- _Given request_:
Exclude the pictures; give every entry again exactly as written.

- _Data rows_:
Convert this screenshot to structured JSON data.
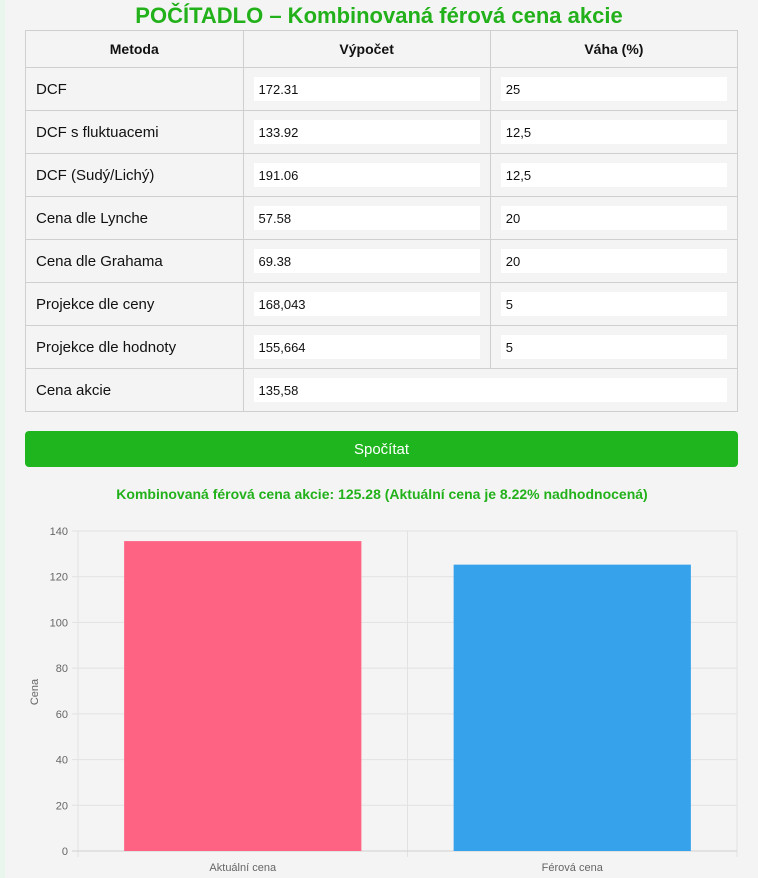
{
  "title": "POČÍTADLO – Kombinovaná férová cena akcie",
  "table": {
    "headers": [
      "Metoda",
      "Výpočet",
      "Váha (%)"
    ],
    "rows": [
      {
        "method": "DCF",
        "value": "172.31",
        "weight": "25"
      },
      {
        "method": "DCF s fluktuacemi",
        "value": "133.92",
        "weight": "12,5"
      },
      {
        "method": "DCF (Sudý/Lichý)",
        "value": "191.06",
        "weight": "12,5"
      },
      {
        "method": "Cena dle Lynche",
        "value": "57.58",
        "weight": "20"
      },
      {
        "method": "Cena dle Grahama",
        "value": "69.38",
        "weight": "20"
      },
      {
        "method": "Projekce dle ceny",
        "value": "168,043",
        "weight": "5"
      },
      {
        "method": "Projekce dle hodnoty",
        "value": "155,664",
        "weight": "5"
      }
    ],
    "price_row": {
      "label": "Cena akcie",
      "value": "135,58"
    }
  },
  "button_label": "Spočítat",
  "result_text": "Kombinovaná férová cena akcie: 125.28 (Aktuální cena je 8.22% nadhodnocená)",
  "colors": {
    "accent": "#22b11a",
    "button": "#1fb51e",
    "bar_current": "#ff6384",
    "bar_fair": "#36a2eb"
  },
  "chart_data": {
    "type": "bar",
    "categories": [
      "Aktuální cena",
      "Férová cena"
    ],
    "values": [
      135.58,
      125.28
    ],
    "ylabel": "Cena",
    "xlabel": "",
    "ylim": [
      0,
      140
    ],
    "yticks": [
      0,
      20,
      40,
      60,
      80,
      100,
      120,
      140
    ],
    "grid": true,
    "legend": "none",
    "bar_colors": [
      "#ff6384",
      "#36a2eb"
    ]
  }
}
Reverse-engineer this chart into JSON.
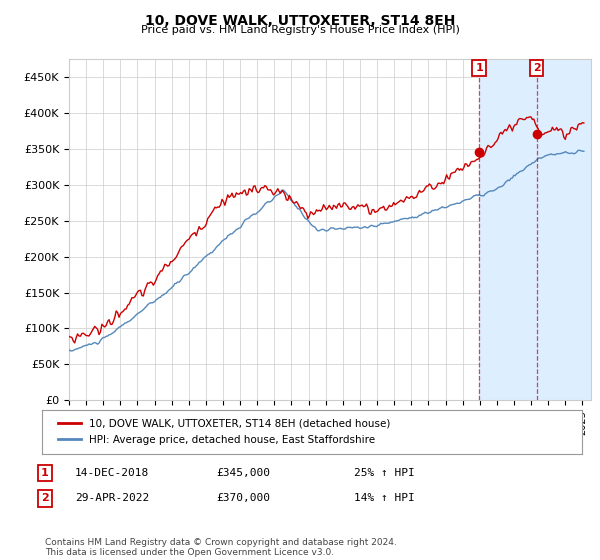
{
  "title": "10, DOVE WALK, UTTOXETER, ST14 8EH",
  "subtitle": "Price paid vs. HM Land Registry's House Price Index (HPI)",
  "ylabel_ticks": [
    "£0",
    "£50K",
    "£100K",
    "£150K",
    "£200K",
    "£250K",
    "£300K",
    "£350K",
    "£400K",
    "£450K"
  ],
  "ytick_values": [
    0,
    50000,
    100000,
    150000,
    200000,
    250000,
    300000,
    350000,
    400000,
    450000
  ],
  "ylim": [
    0,
    475000
  ],
  "xlim_start": 1995.0,
  "xlim_end": 2025.5,
  "line1_color": "#cc0000",
  "line2_color": "#5588bb",
  "shade_color": "#ddeeff",
  "marker1_x": 2018.96,
  "marker1_y": 345000,
  "marker2_x": 2022.33,
  "marker2_y": 370000,
  "legend_line1": "10, DOVE WALK, UTTOXETER, ST14 8EH (detached house)",
  "legend_line2": "HPI: Average price, detached house, East Staffordshire",
  "annotation1_date": "14-DEC-2018",
  "annotation1_price": "£345,000",
  "annotation1_hpi": "25% ↑ HPI",
  "annotation2_date": "29-APR-2022",
  "annotation2_price": "£370,000",
  "annotation2_hpi": "14% ↑ HPI",
  "footer": "Contains HM Land Registry data © Crown copyright and database right 2024.\nThis data is licensed under the Open Government Licence v3.0.",
  "background_color": "#ffffff",
  "grid_color": "#cccccc"
}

- _Answer below_:
Convert this screenshot to structured JSON data.
{
  "title": "POČÍTADLO – Kombinovaná férová cena akcie",
  "table": {
    "headers": [
      "Metoda",
      "Výpočet",
      "Váha (%)"
    ],
    "rows": [
      {
        "method": "DCF",
        "value": "172.31",
        "weight": "25"
      },
      {
        "method": "DCF s fluktuacemi",
        "value": "133.92",
        "weight": "12,5"
      },
      {
        "method": "DCF (Sudý/Lichý)",
        "value": "191.06",
        "weight": "12,5"
      },
      {
        "method": "Cena dle Lynche",
        "value": "57.58",
        "weight": "20"
      },
      {
        "method": "Cena dle Grahama",
        "value": "69.38",
        "weight": "20"
      },
      {
        "method": "Projekce dle ceny",
        "value": "168,043",
        "weight": "5"
      },
      {
        "method": "Projekce dle hodnoty",
        "value": "155,664",
        "weight": "5"
      }
    ],
    "price_row": {
      "label": "Cena akcie",
      "value": "135,58"
    }
  },
  "button_label": "Spočítat",
  "result_text": "Kombinovaná férová cena akcie: 125.28 (Aktuální cena je 8.22% nadhodnocená)",
  "colors": {
    "accent": "#22b11a",
    "button": "#1fb51e",
    "bar_current": "#ff6384",
    "bar_fair": "#36a2eb"
  },
  "chart_data": {
    "type": "bar",
    "categories": [
      "Aktuální cena",
      "Férová cena"
    ],
    "values": [
      135.58,
      125.28
    ],
    "ylabel": "Cena",
    "xlabel": "",
    "ylim": [
      0,
      140
    ],
    "yticks": [
      0,
      20,
      40,
      60,
      80,
      100,
      120,
      140
    ],
    "grid": true,
    "legend": "none",
    "bar_colors": [
      "#ff6384",
      "#36a2eb"
    ]
  }
}
Reverse-engineer this chart into JSON.
{
  "title": "10, DOVE WALK, UTTOXETER, ST14 8EH",
  "subtitle": "Price paid vs. HM Land Registry's House Price Index (HPI)",
  "ylabel_ticks": [
    "£0",
    "£50K",
    "£100K",
    "£150K",
    "£200K",
    "£250K",
    "£300K",
    "£350K",
    "£400K",
    "£450K"
  ],
  "ytick_values": [
    0,
    50000,
    100000,
    150000,
    200000,
    250000,
    300000,
    350000,
    400000,
    450000
  ],
  "ylim": [
    0,
    475000
  ],
  "xlim_start": 1995.0,
  "xlim_end": 2025.5,
  "line1_color": "#cc0000",
  "line2_color": "#5588bb",
  "shade_color": "#ddeeff",
  "marker1_x": 2018.96,
  "marker1_y": 345000,
  "marker2_x": 2022.33,
  "marker2_y": 370000,
  "legend_line1": "10, DOVE WALK, UTTOXETER, ST14 8EH (detached house)",
  "legend_line2": "HPI: Average price, detached house, East Staffordshire",
  "annotation1_date": "14-DEC-2018",
  "annotation1_price": "£345,000",
  "annotation1_hpi": "25% ↑ HPI",
  "annotation2_date": "29-APR-2022",
  "annotation2_price": "£370,000",
  "annotation2_hpi": "14% ↑ HPI",
  "footer": "Contains HM Land Registry data © Crown copyright and database right 2024.\nThis data is licensed under the Open Government Licence v3.0.",
  "background_color": "#ffffff",
  "grid_color": "#cccccc"
}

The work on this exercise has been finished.